EXERCISE DIRECTIONS:
Restate the entries below word for word, omitting nothing.

DATA IN THIS EXERCISE:
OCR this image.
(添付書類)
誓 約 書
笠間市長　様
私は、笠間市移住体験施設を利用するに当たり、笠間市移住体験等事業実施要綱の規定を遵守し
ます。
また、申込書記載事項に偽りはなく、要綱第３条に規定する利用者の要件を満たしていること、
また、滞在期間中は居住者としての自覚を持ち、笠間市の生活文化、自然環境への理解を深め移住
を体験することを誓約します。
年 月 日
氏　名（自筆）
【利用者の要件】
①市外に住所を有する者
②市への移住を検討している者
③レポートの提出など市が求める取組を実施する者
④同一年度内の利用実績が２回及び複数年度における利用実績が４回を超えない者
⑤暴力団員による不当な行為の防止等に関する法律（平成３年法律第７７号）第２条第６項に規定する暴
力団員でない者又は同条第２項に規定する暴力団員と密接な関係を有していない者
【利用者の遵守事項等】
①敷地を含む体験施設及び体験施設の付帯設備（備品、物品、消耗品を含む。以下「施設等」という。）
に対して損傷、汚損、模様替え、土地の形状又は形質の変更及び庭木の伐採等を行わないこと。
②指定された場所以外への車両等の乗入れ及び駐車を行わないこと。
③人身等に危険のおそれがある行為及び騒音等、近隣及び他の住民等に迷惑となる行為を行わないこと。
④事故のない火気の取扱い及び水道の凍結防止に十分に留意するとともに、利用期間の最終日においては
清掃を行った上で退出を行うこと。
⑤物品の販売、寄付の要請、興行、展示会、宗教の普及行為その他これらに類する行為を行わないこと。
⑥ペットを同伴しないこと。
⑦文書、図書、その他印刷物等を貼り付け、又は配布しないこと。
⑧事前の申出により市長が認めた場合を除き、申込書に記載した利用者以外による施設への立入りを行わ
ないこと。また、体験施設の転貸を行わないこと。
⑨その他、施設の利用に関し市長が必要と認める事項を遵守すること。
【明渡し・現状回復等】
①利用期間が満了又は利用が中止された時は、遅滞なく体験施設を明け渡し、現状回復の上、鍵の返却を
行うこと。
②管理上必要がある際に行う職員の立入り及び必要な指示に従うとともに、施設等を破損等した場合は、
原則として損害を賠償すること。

ANSWER FOR THE TASK:
OCR this image.
(添付書類)
誓 約 書
笠間市長　様
私は、笠間市移住体験施設を利用するに当たり、笠間市移住体験等事業実施要綱の規定を遵守し
ます。
また、申込書記載事項に偽りはなく、要綱第３条に規定する利用者の要件を満たしていること、
また、滞在期間中は居住者としての自覚を持ち、笠間市の生活文化、自然環境への理解を深め移住
を体験することを誓約します。
年 月 日
氏　名（自筆）
【利用者の要件】
①市外に住所を有する者
②市への移住を検討している者
③レポートの提出など市が求める取組を実施する者
④同一年度内の利用実績が２回及び複数年度における利用実績が４回を超えない者
⑤暴力団員による不当な行為の防止等に関する法律（平成３年法律第７７号）第２条第６項に規定する暴
力団員でない者又は同条第２項に規定する暴力団員と密接な関係を有していない者
【利用者の遵守事項等】
①敷地を含む体験施設及び体験施設の付帯設備（備品、物品、消耗品を含む。以下「施設等」という。）
に対して損傷、汚損、模様替え、土地の形状又は形質の変更及び庭木の伐採等を行わないこと。
②指定された場所以外への車両等の乗入れ及び駐車を行わないこと。
③人身等に危険のおそれがある行為及び騒音等、近隣及び他の住民等に迷惑となる行為を行わないこと。
④事故のない火気の取扱い及び水道の凍結防止に十分に留意するとともに、利用期間の最終日においては
清掃を行った上で退出を行うこと。
⑤物品の販売、寄付の要請、興行、展示会、宗教の普及行為その他これらに類する行為を行わないこと。
⑥ペットを同伴しないこと。
⑦文書、図書、その他印刷物等を貼り付け、又は配布しないこと。
⑧事前の申出により市長が認めた場合を除き、申込書に記載した利用者以外による施設への立入りを行わ
ないこと。また、体験施設の転貸を行わないこと。
⑨その他、施設の利用に関し市長が必要と認める事項を遵守すること。
【明渡し・現状回復等】
①利用期間が満了又は利用が中止された時は、遅滞なく体験施設を明け渡し、現状回復の上、鍵の返却を
行うこと。
②管理上必要がある際に行う職員の立入り及び必要な指示に従うとともに、施設等を破損等した場合は、
原則として損害を賠償すること。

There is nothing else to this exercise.